⟨

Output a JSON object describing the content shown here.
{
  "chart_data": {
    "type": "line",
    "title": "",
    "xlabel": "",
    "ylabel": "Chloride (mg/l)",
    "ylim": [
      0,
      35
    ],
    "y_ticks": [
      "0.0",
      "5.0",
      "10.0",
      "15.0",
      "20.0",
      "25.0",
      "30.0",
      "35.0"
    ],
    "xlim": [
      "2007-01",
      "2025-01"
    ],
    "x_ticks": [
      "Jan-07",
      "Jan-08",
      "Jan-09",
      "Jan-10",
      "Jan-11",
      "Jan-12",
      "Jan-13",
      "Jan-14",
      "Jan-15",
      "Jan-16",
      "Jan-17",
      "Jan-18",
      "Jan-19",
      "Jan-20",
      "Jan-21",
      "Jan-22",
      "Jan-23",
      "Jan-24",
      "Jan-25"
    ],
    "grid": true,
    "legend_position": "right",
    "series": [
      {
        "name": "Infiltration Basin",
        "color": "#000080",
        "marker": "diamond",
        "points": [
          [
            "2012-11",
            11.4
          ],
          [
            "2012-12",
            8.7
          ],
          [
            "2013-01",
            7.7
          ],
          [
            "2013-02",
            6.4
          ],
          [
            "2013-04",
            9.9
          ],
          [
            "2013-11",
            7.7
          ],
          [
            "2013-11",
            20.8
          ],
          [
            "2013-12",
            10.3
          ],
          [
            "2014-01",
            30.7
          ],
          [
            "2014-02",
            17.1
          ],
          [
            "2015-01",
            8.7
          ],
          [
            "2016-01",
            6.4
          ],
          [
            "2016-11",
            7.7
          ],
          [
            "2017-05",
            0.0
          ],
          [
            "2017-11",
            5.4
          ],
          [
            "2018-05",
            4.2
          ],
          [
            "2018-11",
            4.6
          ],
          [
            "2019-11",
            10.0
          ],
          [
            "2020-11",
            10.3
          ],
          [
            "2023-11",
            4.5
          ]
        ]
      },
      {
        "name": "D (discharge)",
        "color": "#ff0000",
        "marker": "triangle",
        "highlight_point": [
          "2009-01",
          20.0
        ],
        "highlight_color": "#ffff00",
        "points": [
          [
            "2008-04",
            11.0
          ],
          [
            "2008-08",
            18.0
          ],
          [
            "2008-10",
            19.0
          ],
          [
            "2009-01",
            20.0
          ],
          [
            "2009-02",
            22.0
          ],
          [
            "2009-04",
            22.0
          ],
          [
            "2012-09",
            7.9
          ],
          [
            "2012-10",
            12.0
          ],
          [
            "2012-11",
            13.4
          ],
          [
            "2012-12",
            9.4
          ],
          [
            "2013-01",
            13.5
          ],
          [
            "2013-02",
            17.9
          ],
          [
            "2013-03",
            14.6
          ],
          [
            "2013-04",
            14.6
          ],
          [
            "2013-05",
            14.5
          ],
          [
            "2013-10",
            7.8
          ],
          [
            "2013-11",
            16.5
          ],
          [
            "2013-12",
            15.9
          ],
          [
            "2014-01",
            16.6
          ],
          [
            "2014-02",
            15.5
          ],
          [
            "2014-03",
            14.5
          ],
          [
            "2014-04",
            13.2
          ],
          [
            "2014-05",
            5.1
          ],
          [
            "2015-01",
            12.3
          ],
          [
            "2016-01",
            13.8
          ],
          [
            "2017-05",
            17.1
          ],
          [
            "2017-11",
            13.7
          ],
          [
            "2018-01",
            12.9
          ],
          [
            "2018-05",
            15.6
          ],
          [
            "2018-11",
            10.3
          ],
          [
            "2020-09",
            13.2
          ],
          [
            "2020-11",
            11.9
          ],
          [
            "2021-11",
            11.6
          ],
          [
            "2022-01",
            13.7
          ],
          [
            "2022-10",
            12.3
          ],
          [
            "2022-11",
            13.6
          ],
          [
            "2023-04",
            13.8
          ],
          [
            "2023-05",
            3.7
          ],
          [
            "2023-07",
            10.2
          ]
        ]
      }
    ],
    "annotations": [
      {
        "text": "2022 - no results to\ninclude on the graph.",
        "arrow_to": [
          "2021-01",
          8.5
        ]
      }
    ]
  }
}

⟩

Transcribe each record exactly. Leave nothing out.

* _RESPONSE BELOW_
Output a JSON object describing the content shown here.
{
  "chart_data": {
    "type": "line",
    "title": "",
    "xlabel": "",
    "ylabel": "Chloride (mg/l)",
    "ylim": [
      0,
      35
    ],
    "y_ticks": [
      "0.0",
      "5.0",
      "10.0",
      "15.0",
      "20.0",
      "25.0",
      "30.0",
      "35.0"
    ],
    "xlim": [
      "2007-01",
      "2025-01"
    ],
    "x_ticks": [
      "Jan-07",
      "Jan-08",
      "Jan-09",
      "Jan-10",
      "Jan-11",
      "Jan-12",
      "Jan-13",
      "Jan-14",
      "Jan-15",
      "Jan-16",
      "Jan-17",
      "Jan-18",
      "Jan-19",
      "Jan-20",
      "Jan-21",
      "Jan-22",
      "Jan-23",
      "Jan-24",
      "Jan-25"
    ],
    "grid": true,
    "legend_position": "right",
    "series": [
      {
        "name": "Infiltration Basin",
        "color": "#000080",
        "marker": "diamond",
        "points": [
          [
            "2012-11",
            11.4
          ],
          [
            "2012-12",
            8.7
          ],
          [
            "2013-01",
            7.7
          ],
          [
            "2013-02",
            6.4
          ],
          [
            "2013-04",
            9.9
          ],
          [
            "2013-11",
            7.7
          ],
          [
            "2013-11",
            20.8
          ],
          [
            "2013-12",
            10.3
          ],
          [
            "2014-01",
            30.7
          ],
          [
            "2014-02",
            17.1
          ],
          [
            "2015-01",
            8.7
          ],
          [
            "2016-01",
            6.4
          ],
          [
            "2016-11",
            7.7
          ],
          [
            "2017-05",
            0.0
          ],
          [
            "2017-11",
            5.4
          ],
          [
            "2018-05",
            4.2
          ],
          [
            "2018-11",
            4.6
          ],
          [
            "2019-11",
            10.0
          ],
          [
            "2020-11",
            10.3
          ],
          [
            "2023-11",
            4.5
          ]
        ]
      },
      {
        "name": "D (discharge)",
        "color": "#ff0000",
        "marker": "triangle",
        "highlight_point": [
          "2009-01",
          20.0
        ],
        "highlight_color": "#ffff00",
        "points": [
          [
            "2008-04",
            11.0
          ],
          [
            "2008-08",
            18.0
          ],
          [
            "2008-10",
            19.0
          ],
          [
            "2009-01",
            20.0
          ],
          [
            "2009-02",
            22.0
          ],
          [
            "2009-04",
            22.0
          ],
          [
            "2012-09",
            7.9
          ],
          [
            "2012-10",
            12.0
          ],
          [
            "2012-11",
            13.4
          ],
          [
            "2012-12",
            9.4
          ],
          [
            "2013-01",
            13.5
          ],
          [
            "2013-02",
            17.9
          ],
          [
            "2013-03",
            14.6
          ],
          [
            "2013-04",
            14.6
          ],
          [
            "2013-05",
            14.5
          ],
          [
            "2013-10",
            7.8
          ],
          [
            "2013-11",
            16.5
          ],
          [
            "2013-12",
            15.9
          ],
          [
            "2014-01",
            16.6
          ],
          [
            "2014-02",
            15.5
          ],
          [
            "2014-03",
            14.5
          ],
          [
            "2014-04",
            13.2
          ],
          [
            "2014-05",
            5.1
          ],
          [
            "2015-01",
            12.3
          ],
          [
            "2016-01",
            13.8
          ],
          [
            "2017-05",
            17.1
          ],
          [
            "2017-11",
            13.7
          ],
          [
            "2018-01",
            12.9
          ],
          [
            "2018-05",
            15.6
          ],
          [
            "2018-11",
            10.3
          ],
          [
            "2020-09",
            13.2
          ],
          [
            "2020-11",
            11.9
          ],
          [
            "2021-11",
            11.6
          ],
          [
            "2022-01",
            13.7
          ],
          [
            "2022-10",
            12.3
          ],
          [
            "2022-11",
            13.6
          ],
          [
            "2023-04",
            13.8
          ],
          [
            "2023-05",
            3.7
          ],
          [
            "2023-07",
            10.2
          ]
        ]
      }
    ],
    "annotations": [
      {
        "text": "2022 - no results to\ninclude on the graph.",
        "arrow_to": [
          "2021-01",
          8.5
        ]
      }
    ]
  }
}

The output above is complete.